Attention, Shoppers: Police State Ahead!

Business Week has a warning for all of you who have ever pilfered a little something when the store owner wasn't looking:
There are 6 million video cameras mounted in stores across the U.S., according to market researcher J.P. Freeman Co. Their unblinking eyes are everywhere, watching exits and peering down aisles. You already knew that. But you probably had no idea how smart some of these cameras are getting.
The interesting article, ominously entitled, "Attention, Shoplifters," describes many of the new advances coming online now in surveillance technology and how they are being used to prevent theft in stores across the country. It goes without saying (although I will say it since it is so rarely actually said) that many times theft is justifiable and even necessary.

Hell, even the police do it, so it can't be all that bad, can it? Consider, for a moment, the case of Boynton Beach police officers Lt. Richard Root and Nancy Aspenleiter, who caused a stir just yesterday. From the Palm Beach Post today:
City Manager Kurt Bressner's decision to suspend, rather than fire, a city police lieutenant accused of mishandling more than $22,000 in Fraternal Order of Police money has outraged the city's police officers.

—————

*Complete the following*:
[1] Based on the store surveillance post, mark each statement yes or no and quote the words that decide it. (a) The post puts the number of video cameras in U.S. stores at 6 million. (b) The Business Week article is titled "Attention, Shoppers." (c) Kurt Bressner fired the police lieutenant.
[2] Answer these questions using the store surveillance post.
(a) Which market researcher supplied the count of store cameras?
(b) Which newspaper does the post quote on the Boynton Beach case?
(c) How much Fraternal Order of Police money was the lieutenant accused of mishandling?
[3] Extend the store surveillance post, picking up right after its last sentence.

—————

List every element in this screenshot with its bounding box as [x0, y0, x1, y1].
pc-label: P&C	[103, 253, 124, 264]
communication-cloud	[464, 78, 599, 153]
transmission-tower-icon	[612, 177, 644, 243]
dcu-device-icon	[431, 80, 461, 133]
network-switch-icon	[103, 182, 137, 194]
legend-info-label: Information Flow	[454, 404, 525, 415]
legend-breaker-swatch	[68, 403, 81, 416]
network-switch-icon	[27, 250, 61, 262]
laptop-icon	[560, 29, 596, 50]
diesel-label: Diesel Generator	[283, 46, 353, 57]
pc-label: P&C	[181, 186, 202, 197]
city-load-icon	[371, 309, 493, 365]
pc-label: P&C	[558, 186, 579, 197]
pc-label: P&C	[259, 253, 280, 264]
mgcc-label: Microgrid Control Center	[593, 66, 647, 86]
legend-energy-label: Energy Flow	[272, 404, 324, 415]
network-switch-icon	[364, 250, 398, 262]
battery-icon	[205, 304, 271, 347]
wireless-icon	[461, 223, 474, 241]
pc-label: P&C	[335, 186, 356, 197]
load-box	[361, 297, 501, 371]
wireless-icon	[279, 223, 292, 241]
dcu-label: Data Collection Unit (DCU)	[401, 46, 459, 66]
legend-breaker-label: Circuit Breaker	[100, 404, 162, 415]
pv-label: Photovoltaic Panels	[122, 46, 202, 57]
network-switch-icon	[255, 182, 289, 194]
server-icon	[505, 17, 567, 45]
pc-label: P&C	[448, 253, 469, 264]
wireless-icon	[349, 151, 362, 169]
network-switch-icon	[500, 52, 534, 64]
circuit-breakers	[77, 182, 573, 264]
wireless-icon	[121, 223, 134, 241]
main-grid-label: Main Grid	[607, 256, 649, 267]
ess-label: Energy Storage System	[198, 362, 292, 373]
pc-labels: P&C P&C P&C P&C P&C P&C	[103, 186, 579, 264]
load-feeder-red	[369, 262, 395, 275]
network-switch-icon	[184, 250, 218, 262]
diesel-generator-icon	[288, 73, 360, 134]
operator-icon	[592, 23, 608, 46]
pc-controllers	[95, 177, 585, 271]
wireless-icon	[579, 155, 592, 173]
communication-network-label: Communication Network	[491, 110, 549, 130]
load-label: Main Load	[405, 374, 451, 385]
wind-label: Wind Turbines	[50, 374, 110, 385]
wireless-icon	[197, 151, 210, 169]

—————

*Answers to the tasks*:
[1]
(a) Yes: "There are 6 million video cameras mounted in stores across the U.S."
(b) No: "ominously entitled, "Attention, Shoplifters,""
(c) No: "City Manager Kurt Bressner's decision to suspend, rather than fire, a city police lieutenant"

[2]
(a) J.P. Freeman Co.
(b) The Palm Beach Post
(c) More than $22,000

[3]
Angry e-mails began pouring in Friday after Bressner overruled Police Chief Matt Immler's recommendation that Lt. Richard Root be fired after criminal and internal affairs investigations found that he and former Boynton Beach officer Nancy Aspenleiter mismanaged the FOP lodge's finances. The accusations included keeping $10,000 in public donations meant for widows and orphans of the Sept. 11 attacks and using $10,000 meant for a motorcycle raffle winner to pay down the mortgage on the lodge.
Of course, when the police do it, they usually have a whole system of fellow officers and politicians to back them up. Thus, City Manager Bressner claimed that Officer Immler did not deserve theft charges - or to be fired - even though "he did agree with police investigators that Root committed perjury, violated fund solicitation laws, failed to keep records, failed to turn over raffle money, failed to register with the state to solicit money, made untruthful statements and demonstrated conduct unbecoming an officer." In other words, he stole. So, theft happens all the time - and not just the kind that rich people make legal, like the stock market or paychecks. And people get away with it all the time, too.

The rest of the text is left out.